=== Input rows ===

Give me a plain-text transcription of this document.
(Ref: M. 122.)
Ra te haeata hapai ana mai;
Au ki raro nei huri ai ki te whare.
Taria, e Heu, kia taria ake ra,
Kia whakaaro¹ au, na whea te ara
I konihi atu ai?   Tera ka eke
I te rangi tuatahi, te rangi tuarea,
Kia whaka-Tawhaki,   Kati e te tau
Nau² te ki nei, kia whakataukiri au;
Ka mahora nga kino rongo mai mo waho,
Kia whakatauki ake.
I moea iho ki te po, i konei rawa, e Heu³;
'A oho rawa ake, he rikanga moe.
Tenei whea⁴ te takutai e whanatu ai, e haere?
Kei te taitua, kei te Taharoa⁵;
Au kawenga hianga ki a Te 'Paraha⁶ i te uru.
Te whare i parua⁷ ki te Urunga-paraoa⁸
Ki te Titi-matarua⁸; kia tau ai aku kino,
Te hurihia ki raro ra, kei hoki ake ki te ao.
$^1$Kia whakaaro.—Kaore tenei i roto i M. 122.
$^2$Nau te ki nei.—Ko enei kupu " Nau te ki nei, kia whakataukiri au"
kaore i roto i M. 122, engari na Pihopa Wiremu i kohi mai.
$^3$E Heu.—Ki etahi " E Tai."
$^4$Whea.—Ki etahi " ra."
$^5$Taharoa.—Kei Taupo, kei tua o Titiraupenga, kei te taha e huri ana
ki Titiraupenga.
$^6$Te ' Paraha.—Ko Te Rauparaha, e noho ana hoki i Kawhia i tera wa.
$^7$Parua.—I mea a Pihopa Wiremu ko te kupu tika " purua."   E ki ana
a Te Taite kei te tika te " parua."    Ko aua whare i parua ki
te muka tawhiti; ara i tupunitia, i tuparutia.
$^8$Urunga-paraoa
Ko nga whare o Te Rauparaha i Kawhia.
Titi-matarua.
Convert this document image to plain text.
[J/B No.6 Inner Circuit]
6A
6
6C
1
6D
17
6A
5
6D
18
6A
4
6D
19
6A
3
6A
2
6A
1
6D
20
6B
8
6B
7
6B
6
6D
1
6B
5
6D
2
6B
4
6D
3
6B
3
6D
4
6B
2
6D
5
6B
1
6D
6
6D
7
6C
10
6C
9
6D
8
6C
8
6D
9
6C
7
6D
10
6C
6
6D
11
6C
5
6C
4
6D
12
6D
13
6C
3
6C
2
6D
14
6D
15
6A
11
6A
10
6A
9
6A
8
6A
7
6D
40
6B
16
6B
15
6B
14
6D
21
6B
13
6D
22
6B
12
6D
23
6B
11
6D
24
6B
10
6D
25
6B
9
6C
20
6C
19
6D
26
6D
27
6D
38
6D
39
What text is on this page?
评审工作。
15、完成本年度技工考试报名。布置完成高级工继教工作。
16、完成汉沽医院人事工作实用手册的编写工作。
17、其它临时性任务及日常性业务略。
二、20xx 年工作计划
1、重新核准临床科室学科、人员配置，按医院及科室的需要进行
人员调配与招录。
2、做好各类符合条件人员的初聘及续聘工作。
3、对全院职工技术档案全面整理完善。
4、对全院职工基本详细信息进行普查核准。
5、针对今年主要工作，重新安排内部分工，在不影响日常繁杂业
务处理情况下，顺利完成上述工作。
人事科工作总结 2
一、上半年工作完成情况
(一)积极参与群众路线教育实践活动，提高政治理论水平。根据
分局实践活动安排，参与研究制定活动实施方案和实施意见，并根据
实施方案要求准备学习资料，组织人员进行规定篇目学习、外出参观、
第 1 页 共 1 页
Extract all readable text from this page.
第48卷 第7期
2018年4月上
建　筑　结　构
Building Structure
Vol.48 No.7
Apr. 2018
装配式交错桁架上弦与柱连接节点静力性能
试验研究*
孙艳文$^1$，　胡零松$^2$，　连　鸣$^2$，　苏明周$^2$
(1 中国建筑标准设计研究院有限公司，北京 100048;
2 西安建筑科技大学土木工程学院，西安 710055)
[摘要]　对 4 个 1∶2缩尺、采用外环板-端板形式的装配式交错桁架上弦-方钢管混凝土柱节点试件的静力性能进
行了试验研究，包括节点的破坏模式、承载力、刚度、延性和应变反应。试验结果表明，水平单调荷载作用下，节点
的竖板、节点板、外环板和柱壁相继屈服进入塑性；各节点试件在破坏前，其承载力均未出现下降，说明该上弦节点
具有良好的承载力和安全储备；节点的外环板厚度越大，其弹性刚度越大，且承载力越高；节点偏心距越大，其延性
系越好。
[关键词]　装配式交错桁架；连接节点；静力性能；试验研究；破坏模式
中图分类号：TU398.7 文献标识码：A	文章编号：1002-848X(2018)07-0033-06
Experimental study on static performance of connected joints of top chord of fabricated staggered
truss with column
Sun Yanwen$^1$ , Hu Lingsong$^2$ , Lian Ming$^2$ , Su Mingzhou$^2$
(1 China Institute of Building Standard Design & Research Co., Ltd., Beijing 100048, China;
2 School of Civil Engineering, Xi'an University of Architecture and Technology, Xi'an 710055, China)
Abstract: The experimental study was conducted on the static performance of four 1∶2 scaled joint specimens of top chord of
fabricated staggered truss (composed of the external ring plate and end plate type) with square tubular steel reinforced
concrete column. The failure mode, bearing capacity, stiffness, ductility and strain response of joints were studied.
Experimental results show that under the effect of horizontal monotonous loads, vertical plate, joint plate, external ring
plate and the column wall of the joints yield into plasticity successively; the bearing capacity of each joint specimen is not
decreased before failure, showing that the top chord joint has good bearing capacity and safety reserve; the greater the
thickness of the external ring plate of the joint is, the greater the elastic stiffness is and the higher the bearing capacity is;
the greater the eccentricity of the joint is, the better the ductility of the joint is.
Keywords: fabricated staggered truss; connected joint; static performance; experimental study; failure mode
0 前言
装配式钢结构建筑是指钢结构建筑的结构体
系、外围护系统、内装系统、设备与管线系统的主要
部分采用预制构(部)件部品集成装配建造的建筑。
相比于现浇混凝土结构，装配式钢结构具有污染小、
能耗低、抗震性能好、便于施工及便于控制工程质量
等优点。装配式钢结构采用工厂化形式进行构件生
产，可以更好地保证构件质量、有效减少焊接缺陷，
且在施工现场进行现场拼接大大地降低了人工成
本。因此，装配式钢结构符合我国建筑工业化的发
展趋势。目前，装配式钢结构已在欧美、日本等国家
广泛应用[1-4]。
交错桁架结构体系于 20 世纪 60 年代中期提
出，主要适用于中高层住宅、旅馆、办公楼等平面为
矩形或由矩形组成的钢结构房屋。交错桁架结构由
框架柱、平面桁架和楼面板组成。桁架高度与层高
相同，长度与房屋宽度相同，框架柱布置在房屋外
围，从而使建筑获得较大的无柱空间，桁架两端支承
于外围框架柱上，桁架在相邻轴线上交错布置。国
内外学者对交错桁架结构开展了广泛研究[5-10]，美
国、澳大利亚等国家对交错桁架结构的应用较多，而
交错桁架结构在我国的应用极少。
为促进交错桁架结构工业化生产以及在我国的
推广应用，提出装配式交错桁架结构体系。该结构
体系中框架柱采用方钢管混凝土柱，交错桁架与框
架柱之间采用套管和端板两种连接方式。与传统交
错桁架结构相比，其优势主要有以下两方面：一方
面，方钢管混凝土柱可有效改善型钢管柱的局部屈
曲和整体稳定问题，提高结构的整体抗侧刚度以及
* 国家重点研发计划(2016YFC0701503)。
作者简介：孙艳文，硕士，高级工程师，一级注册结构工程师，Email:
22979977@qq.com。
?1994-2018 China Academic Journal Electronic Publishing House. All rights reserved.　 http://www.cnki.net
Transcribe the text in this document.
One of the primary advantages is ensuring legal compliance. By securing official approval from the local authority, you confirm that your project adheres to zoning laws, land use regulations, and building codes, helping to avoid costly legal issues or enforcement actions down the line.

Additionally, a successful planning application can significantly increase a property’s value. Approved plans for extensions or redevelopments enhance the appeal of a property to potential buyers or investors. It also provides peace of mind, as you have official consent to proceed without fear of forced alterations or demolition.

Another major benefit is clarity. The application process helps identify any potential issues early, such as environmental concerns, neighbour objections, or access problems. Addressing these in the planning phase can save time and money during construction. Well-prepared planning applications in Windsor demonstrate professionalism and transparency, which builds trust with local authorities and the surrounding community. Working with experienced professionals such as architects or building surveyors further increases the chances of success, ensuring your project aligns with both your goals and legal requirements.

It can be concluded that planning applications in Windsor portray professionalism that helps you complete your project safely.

===

Gather up every line from the listing above in which the word "ensuring" occurs.

-- Answer to the exercise --
One of the primary advantages is ensuring legal compliance. By securing official approval from the local authority, you confirm that your project adheres to zoning laws, land use regulations, and building codes, helping to avoid costly legal issues or enforcement actions down the line.
Another major benefit is clarity. The application process helps identify any potential issues early, such as environmental concerns, neighbour objections, or access problems. Addressing these in the planning phase can save time and money during construction. Well-prepared planning applications in Windsor demonstrate professionalism and transparency, which builds trust with local authorities and the surrounding community. Working with experienced professionals such as architects or building surveyors further increases the chances of success, ensuring your project aligns with both your goals and legal requirements.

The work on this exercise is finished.